• Data lines:
## start

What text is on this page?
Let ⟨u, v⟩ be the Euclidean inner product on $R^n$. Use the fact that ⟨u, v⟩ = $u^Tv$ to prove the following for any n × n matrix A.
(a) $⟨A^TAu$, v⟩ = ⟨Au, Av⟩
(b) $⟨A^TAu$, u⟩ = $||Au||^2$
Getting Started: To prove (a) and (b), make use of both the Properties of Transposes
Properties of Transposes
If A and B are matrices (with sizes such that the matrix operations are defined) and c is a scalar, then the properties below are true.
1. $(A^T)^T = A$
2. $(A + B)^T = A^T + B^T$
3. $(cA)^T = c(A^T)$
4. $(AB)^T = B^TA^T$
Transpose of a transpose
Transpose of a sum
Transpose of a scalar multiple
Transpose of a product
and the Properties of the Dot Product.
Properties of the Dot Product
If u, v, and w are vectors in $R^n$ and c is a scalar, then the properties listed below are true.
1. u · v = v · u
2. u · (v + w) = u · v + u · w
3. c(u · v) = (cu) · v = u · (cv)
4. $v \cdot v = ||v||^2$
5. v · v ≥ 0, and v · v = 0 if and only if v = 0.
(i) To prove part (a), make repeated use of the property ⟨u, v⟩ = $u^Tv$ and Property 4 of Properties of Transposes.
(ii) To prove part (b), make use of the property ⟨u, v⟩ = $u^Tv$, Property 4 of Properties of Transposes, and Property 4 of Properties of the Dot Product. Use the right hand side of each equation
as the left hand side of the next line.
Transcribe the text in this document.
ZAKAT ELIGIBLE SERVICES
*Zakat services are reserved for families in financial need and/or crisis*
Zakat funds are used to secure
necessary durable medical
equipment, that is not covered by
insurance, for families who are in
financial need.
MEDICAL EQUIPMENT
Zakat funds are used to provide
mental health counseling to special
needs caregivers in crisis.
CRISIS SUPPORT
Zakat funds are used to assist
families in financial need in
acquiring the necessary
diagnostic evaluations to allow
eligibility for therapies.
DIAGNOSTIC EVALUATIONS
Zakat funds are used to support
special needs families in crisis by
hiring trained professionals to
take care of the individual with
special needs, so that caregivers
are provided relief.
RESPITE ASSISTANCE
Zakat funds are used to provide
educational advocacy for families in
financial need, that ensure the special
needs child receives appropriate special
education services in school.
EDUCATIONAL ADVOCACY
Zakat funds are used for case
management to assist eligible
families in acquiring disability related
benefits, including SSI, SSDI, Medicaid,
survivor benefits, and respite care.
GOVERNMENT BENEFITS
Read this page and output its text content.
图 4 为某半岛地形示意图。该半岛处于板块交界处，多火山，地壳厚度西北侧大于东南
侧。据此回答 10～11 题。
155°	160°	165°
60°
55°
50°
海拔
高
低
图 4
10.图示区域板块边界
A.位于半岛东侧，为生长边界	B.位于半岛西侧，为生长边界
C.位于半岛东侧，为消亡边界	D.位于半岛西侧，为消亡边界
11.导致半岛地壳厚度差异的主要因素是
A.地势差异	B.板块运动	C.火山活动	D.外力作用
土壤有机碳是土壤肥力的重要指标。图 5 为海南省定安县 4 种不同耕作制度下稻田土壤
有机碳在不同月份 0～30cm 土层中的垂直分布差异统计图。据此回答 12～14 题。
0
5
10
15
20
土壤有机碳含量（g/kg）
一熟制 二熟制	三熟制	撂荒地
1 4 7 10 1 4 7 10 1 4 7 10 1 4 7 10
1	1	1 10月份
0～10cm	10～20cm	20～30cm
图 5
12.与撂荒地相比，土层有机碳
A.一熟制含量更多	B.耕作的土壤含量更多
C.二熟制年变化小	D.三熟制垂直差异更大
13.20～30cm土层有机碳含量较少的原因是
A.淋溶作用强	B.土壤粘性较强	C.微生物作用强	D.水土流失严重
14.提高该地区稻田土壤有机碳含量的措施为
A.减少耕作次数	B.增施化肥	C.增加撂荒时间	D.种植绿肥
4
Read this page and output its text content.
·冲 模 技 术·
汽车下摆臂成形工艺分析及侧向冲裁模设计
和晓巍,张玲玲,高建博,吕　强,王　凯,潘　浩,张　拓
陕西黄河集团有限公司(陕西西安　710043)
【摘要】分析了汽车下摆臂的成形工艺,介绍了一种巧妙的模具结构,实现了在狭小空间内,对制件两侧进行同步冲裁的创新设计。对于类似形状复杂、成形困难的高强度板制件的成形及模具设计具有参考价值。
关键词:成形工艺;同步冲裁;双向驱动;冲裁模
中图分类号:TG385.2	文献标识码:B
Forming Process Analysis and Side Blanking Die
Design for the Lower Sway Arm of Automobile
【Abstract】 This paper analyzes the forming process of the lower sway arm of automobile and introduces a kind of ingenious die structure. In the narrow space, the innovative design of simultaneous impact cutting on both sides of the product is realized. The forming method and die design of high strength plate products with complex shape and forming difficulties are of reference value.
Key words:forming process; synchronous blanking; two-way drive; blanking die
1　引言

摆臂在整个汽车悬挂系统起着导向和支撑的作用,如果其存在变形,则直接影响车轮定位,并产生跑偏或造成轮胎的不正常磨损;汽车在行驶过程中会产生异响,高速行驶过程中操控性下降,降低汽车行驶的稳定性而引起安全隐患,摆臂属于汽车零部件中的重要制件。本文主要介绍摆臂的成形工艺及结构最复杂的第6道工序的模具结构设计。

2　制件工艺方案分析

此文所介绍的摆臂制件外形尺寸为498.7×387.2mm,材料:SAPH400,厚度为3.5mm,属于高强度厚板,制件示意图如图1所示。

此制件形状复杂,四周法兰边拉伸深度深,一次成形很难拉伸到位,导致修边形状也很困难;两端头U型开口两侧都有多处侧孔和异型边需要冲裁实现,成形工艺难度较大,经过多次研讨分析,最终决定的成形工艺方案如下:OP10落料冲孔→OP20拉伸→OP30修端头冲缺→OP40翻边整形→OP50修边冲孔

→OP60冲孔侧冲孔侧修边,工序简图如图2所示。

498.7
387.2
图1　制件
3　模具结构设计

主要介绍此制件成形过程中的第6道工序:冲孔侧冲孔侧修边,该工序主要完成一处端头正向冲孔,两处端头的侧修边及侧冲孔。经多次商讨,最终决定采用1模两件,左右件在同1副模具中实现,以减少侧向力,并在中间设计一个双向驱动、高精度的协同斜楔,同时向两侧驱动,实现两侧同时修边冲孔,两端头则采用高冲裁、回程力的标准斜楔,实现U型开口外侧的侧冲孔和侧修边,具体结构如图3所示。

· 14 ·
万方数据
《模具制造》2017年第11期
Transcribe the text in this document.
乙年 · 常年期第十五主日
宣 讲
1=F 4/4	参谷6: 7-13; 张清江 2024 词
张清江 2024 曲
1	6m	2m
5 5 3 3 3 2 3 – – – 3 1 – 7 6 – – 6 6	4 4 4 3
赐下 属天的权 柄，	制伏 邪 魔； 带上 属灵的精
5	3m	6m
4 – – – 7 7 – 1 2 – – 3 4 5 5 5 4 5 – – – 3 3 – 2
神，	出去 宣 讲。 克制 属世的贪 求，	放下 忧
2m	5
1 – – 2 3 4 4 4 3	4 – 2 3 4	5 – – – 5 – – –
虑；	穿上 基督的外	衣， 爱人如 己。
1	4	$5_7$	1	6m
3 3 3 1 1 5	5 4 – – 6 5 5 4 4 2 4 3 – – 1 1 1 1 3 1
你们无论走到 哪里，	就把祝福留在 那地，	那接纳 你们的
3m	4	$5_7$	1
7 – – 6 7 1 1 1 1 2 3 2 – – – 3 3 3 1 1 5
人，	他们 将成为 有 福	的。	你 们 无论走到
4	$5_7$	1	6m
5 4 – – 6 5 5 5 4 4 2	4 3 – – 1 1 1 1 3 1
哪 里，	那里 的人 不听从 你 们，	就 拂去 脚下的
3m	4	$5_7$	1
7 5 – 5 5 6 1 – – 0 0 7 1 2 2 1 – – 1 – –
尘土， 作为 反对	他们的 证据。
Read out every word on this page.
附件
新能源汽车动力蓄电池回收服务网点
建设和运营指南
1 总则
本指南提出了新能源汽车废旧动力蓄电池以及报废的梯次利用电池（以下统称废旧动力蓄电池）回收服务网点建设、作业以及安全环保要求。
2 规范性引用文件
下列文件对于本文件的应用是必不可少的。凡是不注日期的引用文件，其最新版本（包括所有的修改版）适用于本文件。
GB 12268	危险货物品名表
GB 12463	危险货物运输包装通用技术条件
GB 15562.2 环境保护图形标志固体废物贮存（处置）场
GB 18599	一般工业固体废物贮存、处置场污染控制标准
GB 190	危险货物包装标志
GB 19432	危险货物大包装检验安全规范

## end

Sift through the entries and copy every line with "caregivers".

• Written response:
needs caregivers in crisis.
special needs, so that caregivers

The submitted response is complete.